_GIVEN TASK_:
Exact reproduction is required for all entries.

_DATA SHOWN_:
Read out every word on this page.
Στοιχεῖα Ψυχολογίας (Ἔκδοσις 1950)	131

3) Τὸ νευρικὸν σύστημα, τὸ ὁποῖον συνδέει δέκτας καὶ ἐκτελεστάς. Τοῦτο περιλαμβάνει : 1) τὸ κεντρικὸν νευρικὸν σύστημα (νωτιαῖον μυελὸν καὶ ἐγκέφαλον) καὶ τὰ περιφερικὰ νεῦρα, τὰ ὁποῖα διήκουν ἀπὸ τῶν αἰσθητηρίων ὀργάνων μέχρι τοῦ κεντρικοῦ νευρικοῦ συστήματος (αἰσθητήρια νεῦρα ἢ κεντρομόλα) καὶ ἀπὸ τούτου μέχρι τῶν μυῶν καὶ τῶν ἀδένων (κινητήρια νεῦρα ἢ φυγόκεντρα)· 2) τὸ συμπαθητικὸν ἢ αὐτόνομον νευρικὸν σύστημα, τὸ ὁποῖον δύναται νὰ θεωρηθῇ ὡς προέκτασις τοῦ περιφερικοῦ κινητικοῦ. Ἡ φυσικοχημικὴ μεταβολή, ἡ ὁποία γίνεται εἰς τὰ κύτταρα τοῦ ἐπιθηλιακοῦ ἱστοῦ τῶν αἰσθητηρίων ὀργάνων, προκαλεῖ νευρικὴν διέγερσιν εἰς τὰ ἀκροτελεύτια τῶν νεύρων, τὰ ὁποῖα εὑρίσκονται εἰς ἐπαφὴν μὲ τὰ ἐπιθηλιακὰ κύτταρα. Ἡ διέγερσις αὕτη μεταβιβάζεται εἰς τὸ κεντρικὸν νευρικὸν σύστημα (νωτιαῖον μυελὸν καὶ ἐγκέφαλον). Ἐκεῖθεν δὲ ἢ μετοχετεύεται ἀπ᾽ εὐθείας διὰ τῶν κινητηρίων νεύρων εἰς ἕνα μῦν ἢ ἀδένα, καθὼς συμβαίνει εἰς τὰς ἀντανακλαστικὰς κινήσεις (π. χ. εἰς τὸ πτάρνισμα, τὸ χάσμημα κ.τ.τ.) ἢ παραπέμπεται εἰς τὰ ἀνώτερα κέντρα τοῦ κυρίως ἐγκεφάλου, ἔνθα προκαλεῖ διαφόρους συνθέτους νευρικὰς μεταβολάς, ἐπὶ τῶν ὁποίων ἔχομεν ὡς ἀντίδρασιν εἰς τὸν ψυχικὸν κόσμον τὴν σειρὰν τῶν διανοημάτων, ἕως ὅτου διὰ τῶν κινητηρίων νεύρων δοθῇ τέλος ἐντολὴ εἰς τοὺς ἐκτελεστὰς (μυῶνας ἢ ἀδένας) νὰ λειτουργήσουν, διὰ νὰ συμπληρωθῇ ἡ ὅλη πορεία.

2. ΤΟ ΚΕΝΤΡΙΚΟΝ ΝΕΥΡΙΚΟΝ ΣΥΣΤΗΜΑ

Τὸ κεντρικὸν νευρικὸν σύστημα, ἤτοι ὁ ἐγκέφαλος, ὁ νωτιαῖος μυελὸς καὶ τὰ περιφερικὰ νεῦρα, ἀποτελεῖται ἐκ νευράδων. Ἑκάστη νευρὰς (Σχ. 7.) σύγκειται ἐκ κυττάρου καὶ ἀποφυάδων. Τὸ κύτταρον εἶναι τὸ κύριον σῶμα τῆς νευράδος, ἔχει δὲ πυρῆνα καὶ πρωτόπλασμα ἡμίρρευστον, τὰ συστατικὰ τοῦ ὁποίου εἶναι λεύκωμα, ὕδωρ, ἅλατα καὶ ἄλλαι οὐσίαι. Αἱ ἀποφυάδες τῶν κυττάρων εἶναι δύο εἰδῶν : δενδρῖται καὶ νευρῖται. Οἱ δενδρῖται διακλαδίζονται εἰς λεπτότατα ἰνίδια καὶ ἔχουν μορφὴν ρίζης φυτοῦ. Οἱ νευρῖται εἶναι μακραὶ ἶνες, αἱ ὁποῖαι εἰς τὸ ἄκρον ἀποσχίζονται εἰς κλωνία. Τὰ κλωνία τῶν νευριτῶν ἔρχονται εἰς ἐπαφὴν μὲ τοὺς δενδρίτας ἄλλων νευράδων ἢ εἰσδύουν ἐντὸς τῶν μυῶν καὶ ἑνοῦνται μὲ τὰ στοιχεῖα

_RESULT OF THIS TASK_:
Read out every word on this page.
Στοιχεῖα Ψυχολογίας (Ἔκδοσις 1950)	131

3) Τὸ νευρικὸν σύστημα, τὸ ὁποῖον συνδέει δέκτας καὶ ἐκτελεστάς. Τοῦτο περιλαμβάνει : 1) τὸ κεντρικὸν νευρικὸν σύστημα (νωτιαῖον μυελὸν καὶ ἐγκέφαλον) καὶ τὰ περιφερικὰ νεῦρα, τὰ ὁποῖα διήκουν ἀπὸ τῶν αἰσθητηρίων ὀργάνων μέχρι τοῦ κεντρικοῦ νευρικοῦ συστήματος (αἰσθητήρια νεῦρα ἢ κεντρομόλα) καὶ ἀπὸ τούτου μέχρι τῶν μυῶν καὶ τῶν ἀδένων (κινητήρια νεῦρα ἢ φυγόκεντρα)· 2) τὸ συμπαθητικὸν ἢ αὐτόνομον νευρικὸν σύστημα, τὸ ὁποῖον δύναται νὰ θεωρηθῇ ὡς προέκτασις τοῦ περιφερικοῦ κινητικοῦ. Ἡ φυσικοχημικὴ μεταβολή, ἡ ὁποία γίνεται εἰς τὰ κύτταρα τοῦ ἐπιθηλιακοῦ ἱστοῦ τῶν αἰσθητηρίων ὀργάνων, προκαλεῖ νευρικὴν διέγερσιν εἰς τὰ ἀκροτελεύτια τῶν νεύρων, τὰ ὁποῖα εὑρίσκονται εἰς ἐπαφὴν μὲ τὰ ἐπιθηλιακὰ κύτταρα. Ἡ διέγερσις αὕτη μεταβιβάζεται εἰς τὸ κεντρικὸν νευρικὸν σύστημα (νωτιαῖον μυελὸν καὶ ἐγκέφαλον). Ἐκεῖθεν δὲ ἢ μετοχετεύεται ἀπ᾽ εὐθείας διὰ τῶν κινητηρίων νεύρων εἰς ἕνα μῦν ἢ ἀδένα, καθὼς συμβαίνει εἰς τὰς ἀντανακλαστικὰς κινήσεις (π. χ. εἰς τὸ πτάρνισμα, τὸ χάσμημα κ.τ.τ.) ἢ παραπέμπεται εἰς τὰ ἀνώτερα κέντρα τοῦ κυρίως ἐγκεφάλου, ἔνθα προκαλεῖ διαφόρους συνθέτους νευρικὰς μεταβολάς, ἐπὶ τῶν ὁποίων ἔχομεν ὡς ἀντίδρασιν εἰς τὸν ψυχικὸν κόσμον τὴν σειρὰν τῶν διανοημάτων, ἕως ὅτου διὰ τῶν κινητηρίων νεύρων δοθῇ τέλος ἐντολὴ εἰς τοὺς ἐκτελεστὰς (μυῶνας ἢ ἀδένας) νὰ λειτουργήσουν, διὰ νὰ συμπληρωθῇ ἡ ὅλη πορεία.

2. ΤΟ ΚΕΝΤΡΙΚΟΝ ΝΕΥΡΙΚΟΝ ΣΥΣΤΗΜΑ

Τὸ κεντρικὸν νευρικὸν σύστημα, ἤτοι ὁ ἐγκέφαλος, ὁ νωτιαῖος μυελὸς καὶ τὰ περιφερικὰ νεῦρα, ἀποτελεῖται ἐκ νευράδων. Ἑκάστη νευρὰς (Σχ. 7.) σύγκειται ἐκ κυττάρου καὶ ἀποφυάδων. Τὸ κύτταρον εἶναι τὸ κύριον σῶμα τῆς νευράδος, ἔχει δὲ πυρῆνα καὶ πρωτόπλασμα ἡμίρρευστον, τὰ συστατικὰ τοῦ ὁποίου εἶναι λεύκωμα, ὕδωρ, ἅλατα καὶ ἄλλαι οὐσίαι. Αἱ ἀποφυάδες τῶν κυττάρων εἶναι δύο εἰδῶν : δενδρῖται καὶ νευρῖται. Οἱ δενδρῖται διακλαδίζονται εἰς λεπτότατα ἰνίδια καὶ ἔχουν μορφὴν ρίζης φυτοῦ. Οἱ νευρῖται εἶναι μακραὶ ἶνες, αἱ ὁποῖαι εἰς τὸ ἄκρον ἀποσχίζονται εἰς κλωνία. Τὰ κλωνία τῶν νευριτῶν ἔρχονται εἰς ἐπαφὴν μὲ τοὺς δενδρίτας ἄλλων νευράδων ἢ εἰσδύουν ἐντὸς τῶν μυῶν καὶ ἑνοῦνται μὲ τὰ στοιχεῖα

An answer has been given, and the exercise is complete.